> **TASK STATEMENT**
Extract each line from the entries below that has the string "text" in it.

[Dataset records]
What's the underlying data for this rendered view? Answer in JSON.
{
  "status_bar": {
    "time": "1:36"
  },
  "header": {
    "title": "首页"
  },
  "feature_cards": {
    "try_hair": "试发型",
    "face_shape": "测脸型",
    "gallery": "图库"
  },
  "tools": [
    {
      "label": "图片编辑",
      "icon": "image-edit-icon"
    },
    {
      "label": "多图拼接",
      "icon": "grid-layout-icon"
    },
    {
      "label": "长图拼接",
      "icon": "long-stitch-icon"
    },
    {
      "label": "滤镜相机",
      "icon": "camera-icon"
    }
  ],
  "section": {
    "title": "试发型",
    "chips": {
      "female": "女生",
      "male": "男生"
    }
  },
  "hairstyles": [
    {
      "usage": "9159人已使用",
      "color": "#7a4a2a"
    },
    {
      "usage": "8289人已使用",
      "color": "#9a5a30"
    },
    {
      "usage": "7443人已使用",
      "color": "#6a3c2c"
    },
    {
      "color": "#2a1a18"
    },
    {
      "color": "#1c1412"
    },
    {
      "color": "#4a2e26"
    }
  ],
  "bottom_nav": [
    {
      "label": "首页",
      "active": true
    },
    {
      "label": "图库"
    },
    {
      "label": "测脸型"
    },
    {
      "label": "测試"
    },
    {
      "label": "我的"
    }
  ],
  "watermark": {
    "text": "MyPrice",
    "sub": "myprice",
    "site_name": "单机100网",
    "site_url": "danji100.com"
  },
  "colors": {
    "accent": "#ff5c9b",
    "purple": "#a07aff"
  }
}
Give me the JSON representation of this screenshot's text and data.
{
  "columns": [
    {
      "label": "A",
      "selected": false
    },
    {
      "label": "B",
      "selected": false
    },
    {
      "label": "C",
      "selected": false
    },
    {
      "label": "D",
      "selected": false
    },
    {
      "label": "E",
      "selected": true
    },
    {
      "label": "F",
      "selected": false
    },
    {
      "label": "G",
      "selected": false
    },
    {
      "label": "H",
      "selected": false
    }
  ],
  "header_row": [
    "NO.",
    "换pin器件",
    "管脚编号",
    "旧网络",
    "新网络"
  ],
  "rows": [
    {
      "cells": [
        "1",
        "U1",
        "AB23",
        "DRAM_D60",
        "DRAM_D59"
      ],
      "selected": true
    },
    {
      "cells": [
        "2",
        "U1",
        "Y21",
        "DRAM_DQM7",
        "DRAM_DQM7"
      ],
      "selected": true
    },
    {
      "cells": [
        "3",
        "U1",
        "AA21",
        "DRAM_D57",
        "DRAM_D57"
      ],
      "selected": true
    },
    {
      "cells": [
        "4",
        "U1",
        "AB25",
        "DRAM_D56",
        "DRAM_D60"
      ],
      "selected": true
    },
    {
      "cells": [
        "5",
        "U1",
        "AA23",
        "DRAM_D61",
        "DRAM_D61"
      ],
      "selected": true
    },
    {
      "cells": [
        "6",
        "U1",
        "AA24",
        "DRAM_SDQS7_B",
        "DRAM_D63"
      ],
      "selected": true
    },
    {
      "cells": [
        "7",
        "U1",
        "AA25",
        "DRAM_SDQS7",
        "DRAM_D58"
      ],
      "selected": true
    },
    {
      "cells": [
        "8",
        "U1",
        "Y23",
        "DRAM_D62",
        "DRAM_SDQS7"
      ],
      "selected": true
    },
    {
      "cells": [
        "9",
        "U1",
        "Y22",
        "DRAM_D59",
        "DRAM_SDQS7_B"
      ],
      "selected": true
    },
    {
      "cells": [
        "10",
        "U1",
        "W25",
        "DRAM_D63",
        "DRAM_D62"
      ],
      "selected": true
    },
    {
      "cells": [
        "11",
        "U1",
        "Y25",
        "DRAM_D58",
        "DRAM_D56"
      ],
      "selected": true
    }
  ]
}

> **EXERCISE ANSWER**
    "text": "MyPrice",
Give me the JSON representation of this screenshot's text and data.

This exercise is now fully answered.